Data extracted from a collection

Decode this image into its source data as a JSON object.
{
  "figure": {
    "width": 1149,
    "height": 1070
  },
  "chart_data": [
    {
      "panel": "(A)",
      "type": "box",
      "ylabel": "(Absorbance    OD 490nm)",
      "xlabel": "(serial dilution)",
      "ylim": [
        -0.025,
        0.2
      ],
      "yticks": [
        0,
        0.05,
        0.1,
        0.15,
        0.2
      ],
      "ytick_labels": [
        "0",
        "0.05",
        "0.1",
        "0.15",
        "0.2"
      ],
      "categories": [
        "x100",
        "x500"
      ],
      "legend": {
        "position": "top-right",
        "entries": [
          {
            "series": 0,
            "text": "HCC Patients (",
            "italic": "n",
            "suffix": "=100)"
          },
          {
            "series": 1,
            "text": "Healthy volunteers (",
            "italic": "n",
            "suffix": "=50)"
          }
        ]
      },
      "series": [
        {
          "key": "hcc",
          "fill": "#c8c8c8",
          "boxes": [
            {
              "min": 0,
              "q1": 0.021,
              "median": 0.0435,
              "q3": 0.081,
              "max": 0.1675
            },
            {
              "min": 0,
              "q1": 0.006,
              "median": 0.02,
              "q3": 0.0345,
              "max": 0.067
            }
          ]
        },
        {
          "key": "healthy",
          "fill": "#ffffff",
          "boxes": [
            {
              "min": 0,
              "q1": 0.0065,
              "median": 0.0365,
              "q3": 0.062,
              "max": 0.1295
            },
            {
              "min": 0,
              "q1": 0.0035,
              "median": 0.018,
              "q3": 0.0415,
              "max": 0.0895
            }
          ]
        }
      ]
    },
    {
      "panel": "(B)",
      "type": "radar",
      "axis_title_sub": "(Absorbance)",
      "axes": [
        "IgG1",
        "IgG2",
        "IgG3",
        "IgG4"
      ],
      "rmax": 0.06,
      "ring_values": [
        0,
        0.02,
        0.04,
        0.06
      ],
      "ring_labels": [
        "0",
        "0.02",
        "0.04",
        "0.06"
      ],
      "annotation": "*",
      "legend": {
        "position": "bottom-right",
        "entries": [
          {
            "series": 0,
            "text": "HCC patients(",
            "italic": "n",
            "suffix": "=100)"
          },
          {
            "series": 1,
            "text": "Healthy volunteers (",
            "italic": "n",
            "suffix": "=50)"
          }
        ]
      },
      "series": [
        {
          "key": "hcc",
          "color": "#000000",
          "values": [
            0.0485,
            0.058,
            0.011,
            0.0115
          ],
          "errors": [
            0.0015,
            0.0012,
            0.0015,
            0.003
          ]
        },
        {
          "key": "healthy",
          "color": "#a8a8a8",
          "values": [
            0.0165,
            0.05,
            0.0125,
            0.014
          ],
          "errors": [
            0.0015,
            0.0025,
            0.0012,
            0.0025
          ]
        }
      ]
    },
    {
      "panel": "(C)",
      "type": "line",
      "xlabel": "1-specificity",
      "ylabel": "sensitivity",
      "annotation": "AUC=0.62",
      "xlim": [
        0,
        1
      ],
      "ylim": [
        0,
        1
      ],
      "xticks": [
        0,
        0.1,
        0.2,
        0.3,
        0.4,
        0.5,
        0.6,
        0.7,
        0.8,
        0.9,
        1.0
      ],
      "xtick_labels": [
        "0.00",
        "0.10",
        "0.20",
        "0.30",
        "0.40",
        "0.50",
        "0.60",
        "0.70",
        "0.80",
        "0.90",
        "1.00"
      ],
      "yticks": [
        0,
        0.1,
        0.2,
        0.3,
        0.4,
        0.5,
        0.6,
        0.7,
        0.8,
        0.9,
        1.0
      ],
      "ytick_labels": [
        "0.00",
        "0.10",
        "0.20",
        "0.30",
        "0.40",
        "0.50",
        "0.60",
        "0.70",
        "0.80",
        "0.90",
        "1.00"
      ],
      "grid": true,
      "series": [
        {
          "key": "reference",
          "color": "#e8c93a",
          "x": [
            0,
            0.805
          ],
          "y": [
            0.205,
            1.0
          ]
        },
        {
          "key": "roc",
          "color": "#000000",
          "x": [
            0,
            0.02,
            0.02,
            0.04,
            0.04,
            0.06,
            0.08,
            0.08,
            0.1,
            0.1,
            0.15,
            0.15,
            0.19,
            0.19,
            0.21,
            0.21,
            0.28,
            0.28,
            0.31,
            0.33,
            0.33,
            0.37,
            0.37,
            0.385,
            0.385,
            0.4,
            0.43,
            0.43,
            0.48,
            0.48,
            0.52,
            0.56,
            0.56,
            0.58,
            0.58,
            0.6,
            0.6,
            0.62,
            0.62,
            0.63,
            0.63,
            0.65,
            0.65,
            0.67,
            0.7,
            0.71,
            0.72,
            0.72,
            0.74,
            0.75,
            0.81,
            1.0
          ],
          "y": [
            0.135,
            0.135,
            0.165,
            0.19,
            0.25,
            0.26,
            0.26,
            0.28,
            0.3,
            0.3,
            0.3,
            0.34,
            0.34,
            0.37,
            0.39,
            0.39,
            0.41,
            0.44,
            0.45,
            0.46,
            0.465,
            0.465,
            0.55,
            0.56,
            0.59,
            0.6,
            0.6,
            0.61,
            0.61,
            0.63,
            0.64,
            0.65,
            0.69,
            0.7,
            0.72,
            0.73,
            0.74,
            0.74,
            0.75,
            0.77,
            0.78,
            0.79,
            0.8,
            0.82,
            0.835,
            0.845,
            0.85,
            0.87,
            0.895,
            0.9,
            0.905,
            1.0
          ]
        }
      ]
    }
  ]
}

What you should do
Every entry should be printed again exactly as written.

Task result
Decode this image into its source data as a JSON object.
{
  "figure": {
    "width": 1149,
    "height": 1070
  },
  "chart_data": [
    {
      "panel": "(A)",
      "type": "box",
      "ylabel": "(Absorbance    OD 490nm)",
      "xlabel": "(serial dilution)",
      "ylim": [
        -0.025,
        0.2
      ],
      "yticks": [
        0,
        0.05,
        0.1,
        0.15,
        0.2
      ],
      "ytick_labels": [
        "0",
        "0.05",
        "0.1",
        "0.15",
        "0.2"
      ],
      "categories": [
        "x100",
        "x500"
      ],
      "legend": {
        "position": "top-right",
        "entries": [
          {
            "series": 0,
            "text": "HCC Patients (",
            "italic": "n",
            "suffix": "=100)"
          },
          {
            "series": 1,
            "text": "Healthy volunteers (",
            "italic": "n",
            "suffix": "=50)"
          }
        ]
      },
      "series": [
        {
          "key": "hcc",
          "fill": "#c8c8c8",
          "boxes": [
            {
              "min": 0,
              "q1": 0.021,
              "median": 0.0435,
              "q3": 0.081,
              "max": 0.1675
            },
            {
              "min": 0,
              "q1": 0.006,
              "median": 0.02,
              "q3": 0.0345,
              "max": 0.067
            }
          ]
        },
        {
          "key": "healthy",
          "fill": "#ffffff",
          "boxes": [
            {
              "min": 0,
              "q1": 0.0065,
              "median": 0.0365,
              "q3": 0.062,
              "max": 0.1295
            },
            {
              "min": 0,
              "q1": 0.0035,
              "median": 0.018,
              "q3": 0.0415,
              "max": 0.0895
            }
          ]
        }
      ]
    },
    {
      "panel": "(B)",
      "type": "radar",
      "axis_title_sub": "(Absorbance)",
      "axes": [
        "IgG1",
        "IgG2",
        "IgG3",
        "IgG4"
      ],
      "rmax": 0.06,
      "ring_values": [
        0,
        0.02,
        0.04,
        0.06
      ],
      "ring_labels": [
        "0",
        "0.02",
        "0.04",
        "0.06"
      ],
      "annotation": "*",
      "legend": {
        "position": "bottom-right",
        "entries": [
          {
            "series": 0,
            "text": "HCC patients(",
            "italic": "n",
            "suffix": "=100)"
          },
          {
            "series": 1,
            "text": "Healthy volunteers (",
            "italic": "n",
            "suffix": "=50)"
          }
        ]
      },
      "series": [
        {
          "key": "hcc",
          "color": "#000000",
          "values": [
            0.0485,
            0.058,
            0.011,
            0.0115
          ],
          "errors": [
            0.0015,
            0.0012,
            0.0015,
            0.003
          ]
        },
        {
          "key": "healthy",
          "color": "#a8a8a8",
          "values": [
            0.0165,
            0.05,
            0.0125,
            0.014
          ],
          "errors": [
            0.0015,
            0.0025,
            0.0012,
            0.0025
          ]
        }
      ]
    },
    {
      "panel": "(C)",
      "type": "line",
      "xlabel": "1-specificity",
      "ylabel": "sensitivity",
      "annotation": "AUC=0.62",
      "xlim": [
        0,
        1
      ],
      "ylim": [
        0,
        1
      ],
      "xticks": [
        0,
        0.1,
        0.2,
        0.3,
        0.4,
        0.5,
        0.6,
        0.7,
        0.8,
        0.9,
        1.0
      ],
      "xtick_labels": [
        "0.00",
        "0.10",
        "0.20",
        "0.30",
        "0.40",
        "0.50",
        "0.60",
        "0.70",
        "0.80",
        "0.90",
        "1.00"
      ],
      "yticks": [
        0,
        0.1,
        0.2,
        0.3,
        0.4,
        0.5,
        0.6,
        0.7,
        0.8,
        0.9,
        1.0
      ],
      "ytick_labels": [
        "0.00",
        "0.10",
        "0.20",
        "0.30",
        "0.40",
        "0.50",
        "0.60",
        "0.70",
        "0.80",
        "0.90",
        "1.00"
      ],
      "grid": true,
      "series": [
        {
          "key": "reference",
          "color": "#e8c93a",
          "x": [
            0,
            0.805
          ],
          "y": [
            0.205,
            1.0
          ]
        },
        {
          "key": "roc",
          "color": "#000000",
          "x": [
            0,
            0.02,
            0.02,
            0.04,
            0.04,
            0.06,
            0.08,
            0.08,
            0.1,
            0.1,
            0.15,
            0.15,
            0.19,
            0.19,
            0.21,
            0.21,
            0.28,
            0.28,
            0.31,
            0.33,
            0.33,
            0.37,
            0.37,
            0.385,
            0.385,
            0.4,
            0.43,
            0.43,
            0.48,
            0.48,
            0.52,
            0.56,
            0.56,
            0.58,
            0.58,
            0.6,
            0.6,
            0.62,
            0.62,
            0.63,
            0.63,
            0.65,
            0.65,
            0.67,
            0.7,
            0.71,
            0.72,
            0.72,
            0.74,
            0.75,
            0.81,
            1.0
          ],
          "y": [
            0.135,
            0.135,
            0.165,
            0.19,
            0.25,
            0.26,
            0.26,
            0.28,
            0.3,
            0.3,
            0.3,
            0.34,
            0.34,
            0.37,
            0.39,
            0.39,
            0.41,
            0.44,
            0.45,
            0.46,
            0.465,
            0.465,
            0.55,
            0.56,
            0.59,
            0.6,
            0.6,
            0.61,
            0.61,
            0.63,
            0.64,
            0.65,
            0.69,
            0.7,
            0.72,
            0.73,
            0.74,
            0.74,
            0.75,
            0.77,
            0.78,
            0.79,
            0.8,
            0.82,
            0.835,
            0.845,
            0.85,
            0.87,
            0.895,
            0.9,
            0.905,
            1.0
          ]
        }
      ]
    }
  ]
}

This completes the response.